**Stated goal:** Count how many lines below include the string "workspace", and give that number without anything else.

⁂

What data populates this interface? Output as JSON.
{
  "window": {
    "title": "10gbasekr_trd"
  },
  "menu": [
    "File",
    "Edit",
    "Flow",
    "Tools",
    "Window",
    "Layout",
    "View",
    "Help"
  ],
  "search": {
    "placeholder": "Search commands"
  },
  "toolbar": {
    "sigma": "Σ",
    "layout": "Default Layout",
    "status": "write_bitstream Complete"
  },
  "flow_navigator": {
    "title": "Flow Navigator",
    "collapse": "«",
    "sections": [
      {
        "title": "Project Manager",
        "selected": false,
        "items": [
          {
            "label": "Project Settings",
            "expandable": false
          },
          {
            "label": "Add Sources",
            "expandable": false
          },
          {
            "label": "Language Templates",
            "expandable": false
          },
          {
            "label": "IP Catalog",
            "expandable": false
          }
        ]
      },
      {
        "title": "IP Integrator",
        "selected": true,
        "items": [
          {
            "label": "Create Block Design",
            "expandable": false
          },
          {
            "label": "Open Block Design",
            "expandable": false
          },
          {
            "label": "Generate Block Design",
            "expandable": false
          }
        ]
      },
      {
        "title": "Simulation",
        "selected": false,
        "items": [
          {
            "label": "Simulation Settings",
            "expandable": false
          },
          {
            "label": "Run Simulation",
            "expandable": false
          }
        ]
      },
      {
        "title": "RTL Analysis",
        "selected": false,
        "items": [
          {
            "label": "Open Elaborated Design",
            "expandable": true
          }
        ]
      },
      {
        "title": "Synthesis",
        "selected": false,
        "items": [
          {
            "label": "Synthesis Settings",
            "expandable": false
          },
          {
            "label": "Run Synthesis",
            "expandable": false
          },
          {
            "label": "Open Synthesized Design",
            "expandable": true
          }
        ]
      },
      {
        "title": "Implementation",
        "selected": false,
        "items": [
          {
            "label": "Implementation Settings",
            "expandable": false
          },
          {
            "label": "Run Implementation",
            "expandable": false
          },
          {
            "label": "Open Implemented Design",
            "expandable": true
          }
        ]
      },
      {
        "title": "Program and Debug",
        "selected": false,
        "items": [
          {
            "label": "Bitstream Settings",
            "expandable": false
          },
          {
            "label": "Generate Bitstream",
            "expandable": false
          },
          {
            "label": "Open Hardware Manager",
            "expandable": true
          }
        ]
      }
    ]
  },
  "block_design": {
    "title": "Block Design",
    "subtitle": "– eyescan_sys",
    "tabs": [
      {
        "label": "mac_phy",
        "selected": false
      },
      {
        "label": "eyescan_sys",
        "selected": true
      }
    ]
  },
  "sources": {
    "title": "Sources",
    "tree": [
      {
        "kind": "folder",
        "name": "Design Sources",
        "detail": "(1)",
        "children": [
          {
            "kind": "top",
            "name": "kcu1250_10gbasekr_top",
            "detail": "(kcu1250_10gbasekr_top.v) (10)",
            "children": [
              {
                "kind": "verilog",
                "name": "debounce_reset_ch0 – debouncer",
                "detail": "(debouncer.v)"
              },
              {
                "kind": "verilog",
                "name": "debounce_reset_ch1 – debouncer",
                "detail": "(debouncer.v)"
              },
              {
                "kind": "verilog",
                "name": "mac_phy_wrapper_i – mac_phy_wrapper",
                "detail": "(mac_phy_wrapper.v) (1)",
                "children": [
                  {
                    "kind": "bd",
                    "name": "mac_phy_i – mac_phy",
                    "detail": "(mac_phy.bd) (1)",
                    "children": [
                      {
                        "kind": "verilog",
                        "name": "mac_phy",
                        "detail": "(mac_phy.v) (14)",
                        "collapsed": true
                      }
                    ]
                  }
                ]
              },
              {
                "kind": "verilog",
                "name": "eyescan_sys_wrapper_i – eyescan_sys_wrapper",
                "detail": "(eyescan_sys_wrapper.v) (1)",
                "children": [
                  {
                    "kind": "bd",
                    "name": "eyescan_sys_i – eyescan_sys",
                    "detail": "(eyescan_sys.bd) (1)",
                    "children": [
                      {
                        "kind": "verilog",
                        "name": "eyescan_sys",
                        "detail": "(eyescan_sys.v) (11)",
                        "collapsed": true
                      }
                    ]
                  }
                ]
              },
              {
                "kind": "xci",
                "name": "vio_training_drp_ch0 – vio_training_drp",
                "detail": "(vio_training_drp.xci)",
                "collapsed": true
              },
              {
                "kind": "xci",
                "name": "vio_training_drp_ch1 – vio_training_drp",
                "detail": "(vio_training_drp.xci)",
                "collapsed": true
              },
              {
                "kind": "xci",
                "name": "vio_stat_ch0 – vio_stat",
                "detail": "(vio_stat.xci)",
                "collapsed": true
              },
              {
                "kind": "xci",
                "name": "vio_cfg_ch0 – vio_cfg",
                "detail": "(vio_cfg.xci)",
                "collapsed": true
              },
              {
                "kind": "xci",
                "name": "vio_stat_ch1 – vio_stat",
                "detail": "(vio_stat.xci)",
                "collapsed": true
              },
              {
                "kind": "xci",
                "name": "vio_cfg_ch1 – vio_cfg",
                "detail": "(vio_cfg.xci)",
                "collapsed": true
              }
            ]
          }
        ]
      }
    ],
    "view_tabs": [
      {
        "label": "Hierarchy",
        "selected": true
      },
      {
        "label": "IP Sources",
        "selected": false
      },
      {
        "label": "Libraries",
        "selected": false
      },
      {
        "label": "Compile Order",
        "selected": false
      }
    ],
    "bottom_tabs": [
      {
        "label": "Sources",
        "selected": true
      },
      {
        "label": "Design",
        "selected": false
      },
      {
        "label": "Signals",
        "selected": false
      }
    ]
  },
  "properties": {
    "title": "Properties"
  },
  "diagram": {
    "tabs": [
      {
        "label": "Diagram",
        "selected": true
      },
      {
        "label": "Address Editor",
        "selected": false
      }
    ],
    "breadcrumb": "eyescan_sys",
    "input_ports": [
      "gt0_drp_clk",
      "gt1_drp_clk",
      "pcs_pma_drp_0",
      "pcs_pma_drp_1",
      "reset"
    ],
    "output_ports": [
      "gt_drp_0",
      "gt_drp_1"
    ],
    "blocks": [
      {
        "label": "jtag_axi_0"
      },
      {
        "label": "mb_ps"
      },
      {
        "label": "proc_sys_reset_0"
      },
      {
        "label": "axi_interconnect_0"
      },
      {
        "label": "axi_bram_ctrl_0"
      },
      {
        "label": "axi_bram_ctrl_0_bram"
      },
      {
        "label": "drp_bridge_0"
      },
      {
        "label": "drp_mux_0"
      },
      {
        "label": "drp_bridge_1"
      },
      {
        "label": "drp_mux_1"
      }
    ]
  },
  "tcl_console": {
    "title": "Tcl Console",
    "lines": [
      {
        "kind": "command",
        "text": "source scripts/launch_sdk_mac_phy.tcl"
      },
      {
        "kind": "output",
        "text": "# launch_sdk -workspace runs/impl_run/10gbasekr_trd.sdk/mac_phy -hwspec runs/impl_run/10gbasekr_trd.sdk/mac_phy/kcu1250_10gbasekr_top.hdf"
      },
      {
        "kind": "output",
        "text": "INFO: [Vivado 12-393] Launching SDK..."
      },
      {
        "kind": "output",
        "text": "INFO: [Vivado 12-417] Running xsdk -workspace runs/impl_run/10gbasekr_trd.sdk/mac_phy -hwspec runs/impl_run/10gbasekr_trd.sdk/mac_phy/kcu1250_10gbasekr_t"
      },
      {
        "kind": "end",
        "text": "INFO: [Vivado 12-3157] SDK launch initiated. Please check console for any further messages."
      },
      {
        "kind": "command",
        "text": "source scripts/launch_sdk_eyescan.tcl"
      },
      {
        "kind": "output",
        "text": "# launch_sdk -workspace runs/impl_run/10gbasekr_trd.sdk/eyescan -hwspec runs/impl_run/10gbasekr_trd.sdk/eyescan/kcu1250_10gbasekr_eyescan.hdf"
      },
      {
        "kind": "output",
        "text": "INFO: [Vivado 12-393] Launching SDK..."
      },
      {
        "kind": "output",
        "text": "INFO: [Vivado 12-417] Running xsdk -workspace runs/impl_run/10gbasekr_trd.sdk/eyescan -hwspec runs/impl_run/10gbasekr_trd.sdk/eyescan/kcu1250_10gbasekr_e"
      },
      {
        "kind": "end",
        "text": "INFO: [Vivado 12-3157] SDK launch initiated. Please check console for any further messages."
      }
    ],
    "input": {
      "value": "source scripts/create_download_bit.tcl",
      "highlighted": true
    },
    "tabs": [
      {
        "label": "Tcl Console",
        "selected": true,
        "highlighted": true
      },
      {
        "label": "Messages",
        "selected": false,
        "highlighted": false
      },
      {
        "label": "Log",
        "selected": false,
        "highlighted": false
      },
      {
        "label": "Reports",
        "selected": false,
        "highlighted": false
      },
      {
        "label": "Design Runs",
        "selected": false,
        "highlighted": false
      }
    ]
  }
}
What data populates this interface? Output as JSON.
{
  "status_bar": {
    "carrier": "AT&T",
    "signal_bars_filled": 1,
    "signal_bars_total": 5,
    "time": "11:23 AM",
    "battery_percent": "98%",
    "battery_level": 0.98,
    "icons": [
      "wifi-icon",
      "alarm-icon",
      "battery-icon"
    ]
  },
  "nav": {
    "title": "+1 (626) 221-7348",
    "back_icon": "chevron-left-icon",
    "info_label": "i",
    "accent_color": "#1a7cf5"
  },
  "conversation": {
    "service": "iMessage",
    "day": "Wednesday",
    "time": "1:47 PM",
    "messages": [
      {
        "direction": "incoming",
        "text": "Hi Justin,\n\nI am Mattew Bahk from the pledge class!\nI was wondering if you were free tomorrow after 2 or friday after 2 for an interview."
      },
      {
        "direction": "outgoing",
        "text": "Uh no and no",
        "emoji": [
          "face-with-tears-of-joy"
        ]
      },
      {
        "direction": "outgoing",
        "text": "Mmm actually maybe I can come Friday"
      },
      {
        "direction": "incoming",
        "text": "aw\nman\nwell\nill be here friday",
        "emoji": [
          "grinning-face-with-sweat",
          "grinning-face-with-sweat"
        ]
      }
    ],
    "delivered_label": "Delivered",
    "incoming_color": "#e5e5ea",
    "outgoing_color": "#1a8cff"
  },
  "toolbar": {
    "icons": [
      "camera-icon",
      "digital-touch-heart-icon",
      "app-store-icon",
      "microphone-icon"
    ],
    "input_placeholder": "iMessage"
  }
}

⁂

**Task solution:** 4